=== Task to carry out ===
What you return should match every record exactly, with the images removed.

=== Items ===
■ ■ ■ ■ ■

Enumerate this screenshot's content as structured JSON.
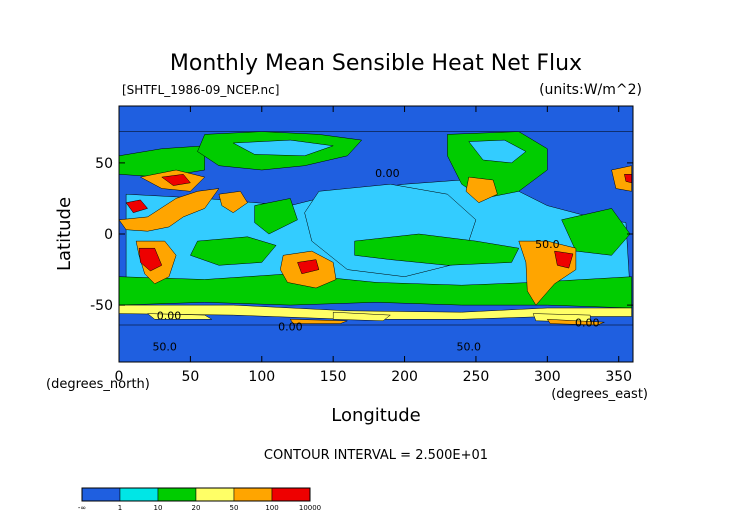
{
  "chart_data": {
    "type": "heatmap",
    "title": "Monthly Mean Sensible Heat Net Flux",
    "file_label": "[SHTFL_1986-09_NCEP.nc]",
    "units_label": "(units:W/m^2)",
    "xlabel": "Longitude",
    "ylabel": "Latitude",
    "x_unit_note": "(degrees_east)",
    "y_unit_note": "(degrees_north)",
    "xlim": [
      0,
      360
    ],
    "ylim": [
      -90,
      90
    ],
    "x_ticks": [
      {
        "value": 0,
        "label": "0"
      },
      {
        "value": 50,
        "label": "50"
      },
      {
        "value": 100,
        "label": "100"
      },
      {
        "value": 150,
        "label": "150"
      },
      {
        "value": 200,
        "label": "200"
      },
      {
        "value": 250,
        "label": "250"
      },
      {
        "value": 300,
        "label": "300"
      },
      {
        "value": 350,
        "label": "350"
      }
    ],
    "y_ticks": [
      {
        "value": 50,
        "label": "50"
      },
      {
        "value": 0,
        "label": "0"
      },
      {
        "value": -50,
        "label": "-50"
      }
    ],
    "contour_interval_text": "CONTOUR INTERVAL = 2.500E+01",
    "contour_labels": [
      {
        "text": "0.00",
        "lon": 188,
        "lat": 40
      },
      {
        "text": "50.0",
        "lon": 300,
        "lat": -10
      },
      {
        "text": "0.00",
        "lon": 35,
        "lat": -60
      },
      {
        "text": "0.00",
        "lon": 120,
        "lat": -68
      },
      {
        "text": "0.00",
        "lon": 328,
        "lat": -65
      },
      {
        "text": "50.0",
        "lon": 32,
        "lat": -82
      },
      {
        "text": "50.0",
        "lon": 245,
        "lat": -82
      }
    ],
    "colorbar": {
      "colors": [
        "#1f5fe0",
        "#00e6e6",
        "#00cc00",
        "#ffff66",
        "#ffa500",
        "#ee0000"
      ],
      "tick_labels": [
        "-∞",
        "1",
        "10",
        "20",
        "50",
        "100",
        "10000"
      ]
    },
    "color_classes": {
      "ocean_low": "#1f5fe0",
      "ocean_cool": "#33ccff",
      "moderate": "#00cc00",
      "warm": "#ffff66",
      "hot": "#ffa500",
      "very_hot": "#ee0000"
    }
  }
}
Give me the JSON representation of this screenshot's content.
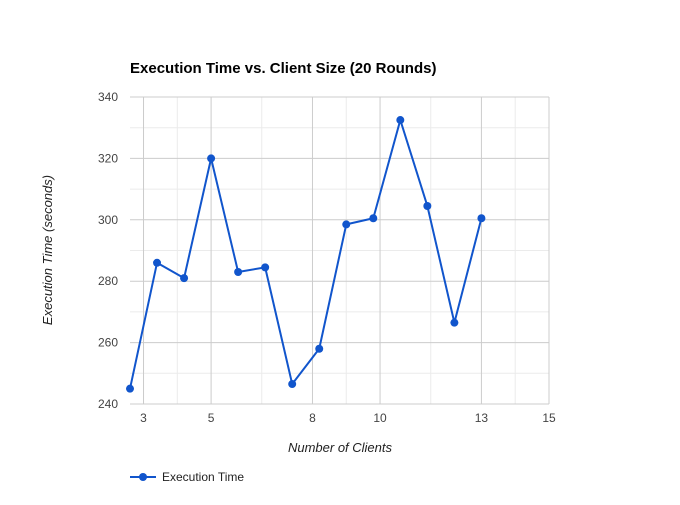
{
  "colors": {
    "series": "#1155cc",
    "major_grid": "#cccccc",
    "minor_grid": "#ebebeb",
    "axis_text": "#444444"
  },
  "chart_data": {
    "type": "line",
    "title": "Execution Time vs. Client Size (20 Rounds)",
    "xlabel": "Number of Clients",
    "ylabel": "Execution Time (seconds)",
    "xlim": [
      2.6,
      15
    ],
    "ylim": [
      240,
      340
    ],
    "x_ticks": [
      3,
      5,
      8,
      10,
      13,
      15
    ],
    "x_tick_labels": [
      "3",
      "5",
      "8",
      "10",
      "13",
      "15"
    ],
    "y_ticks": [
      240,
      260,
      280,
      300,
      320,
      340
    ],
    "y_tick_labels": [
      "240",
      "260",
      "280",
      "300",
      "320",
      "340"
    ],
    "grid": true,
    "legend_position": "bottom-left",
    "series": [
      {
        "name": "Execution Time",
        "x": [
          2.6,
          3.4,
          4.2,
          5.0,
          5.8,
          6.6,
          7.4,
          8.2,
          9.0,
          9.8,
          10.6,
          11.4,
          12.2,
          13.0,
          13.8,
          15.0
        ],
        "values": [
          245,
          286,
          281,
          320,
          283,
          284.5,
          246.5,
          258,
          298.5,
          300.5,
          332.5,
          304.5,
          266.5,
          300.5,
          null,
          null
        ]
      }
    ]
  }
}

■ ■ ■ ■ ■

=== Finished task ===
Enumerate this screenshot's content as structured JSON.
{
  "chart_data": {
    "type": "heatmap",
    "title": "Monthly Mean Sensible Heat Net Flux",
    "file_label": "[SHTFL_1986-09_NCEP.nc]",
    "units_label": "(units:W/m^2)",
    "xlabel": "Longitude",
    "ylabel": "Latitude",
    "x_unit_note": "(degrees_east)",
    "y_unit_note": "(degrees_north)",
    "xlim": [
      0,
      360
    ],
    "ylim": [
      -90,
      90
    ],
    "x_ticks": [
      {
        "value": 0,
        "label": "0"
      },
      {
        "value": 50,
        "label": "50"
      },
      {
        "value": 100,
        "label": "100"
      },
      {
        "value": 150,
        "label": "150"
      },
      {
        "value": 200,
        "label": "200"
      },
      {
        "value": 250,
        "label": "250"
      },
      {
        "value": 300,
        "label": "300"
      },
      {
        "value": 350,
        "label": "350"
      }
    ],
    "y_ticks": [
      {
        "value": 50,
        "label": "50"
      },
      {
        "value": 0,
        "label": "0"
      },
      {
        "value": -50,
        "label": "-50"
      }
    ],
    "contour_interval_text": "CONTOUR INTERVAL = 2.500E+01",
    "contour_labels": [
      {
        "text": "0.00",
        "lon": 188,
        "lat": 40
      },
      {
        "text": "50.0",
        "lon": 300,
        "lat": -10
      },
      {
        "text": "0.00",
        "lon": 35,
        "lat": -60
      },
      {
        "text": "0.00",
        "lon": 120,
        "lat": -68
      },
      {
        "text": "0.00",
        "lon": 328,
        "lat": -65
      },
      {
        "text": "50.0",
        "lon": 32,
        "lat": -82
      },
      {
        "text": "50.0",
        "lon": 245,
        "lat": -82
      }
    ],
    "colorbar": {
      "colors": [
        "#1f5fe0",
        "#00e6e6",
        "#00cc00",
        "#ffff66",
        "#ffa500",
        "#ee0000"
      ],
      "tick_labels": [
        "-∞",
        "1",
        "10",
        "20",
        "50",
        "100",
        "10000"
      ]
    },
    "color_classes": {
      "ocean_low": "#1f5fe0",
      "ocean_cool": "#33ccff",
      "moderate": "#00cc00",
      "warm": "#ffff66",
      "hot": "#ffa500",
      "very_hot": "#ee0000"
    }
  }
}
Give me the JSON representation of this screenshot's content.
{
  "colors": {
    "series": "#1155cc",
    "major_grid": "#cccccc",
    "minor_grid": "#ebebeb",
    "axis_text": "#444444"
  },
  "chart_data": {
    "type": "line",
    "title": "Execution Time vs. Client Size (20 Rounds)",
    "xlabel": "Number of Clients",
    "ylabel": "Execution Time (seconds)",
    "xlim": [
      2.6,
      15
    ],
    "ylim": [
      240,
      340
    ],
    "x_ticks": [
      3,
      5,
      8,
      10,
      13,
      15
    ],
    "x_tick_labels": [
      "3",
      "5",
      "8",
      "10",
      "13",
      "15"
    ],
    "y_ticks": [
      240,
      260,
      280,
      300,
      320,
      340
    ],
    "y_tick_labels": [
      "240",
      "260",
      "280",
      "300",
      "320",
      "340"
    ],
    "grid": true,
    "legend_position": "bottom-left",
    "series": [
      {
        "name": "Execution Time",
        "x": [
          2.6,
          3.4,
          4.2,
          5.0,
          5.8,
          6.6,
          7.4,
          8.2,
          9.0,
          9.8,
          10.6,
          11.4,
          12.2,
          13.0,
          13.8,
          15.0
        ],
        "values": [
          245,
          286,
          281,
          320,
          283,
          284.5,
          246.5,
          258,
          298.5,
          300.5,
          332.5,
          304.5,
          266.5,
          300.5,
          null,
          null
        ]
      }
    ]
  }
}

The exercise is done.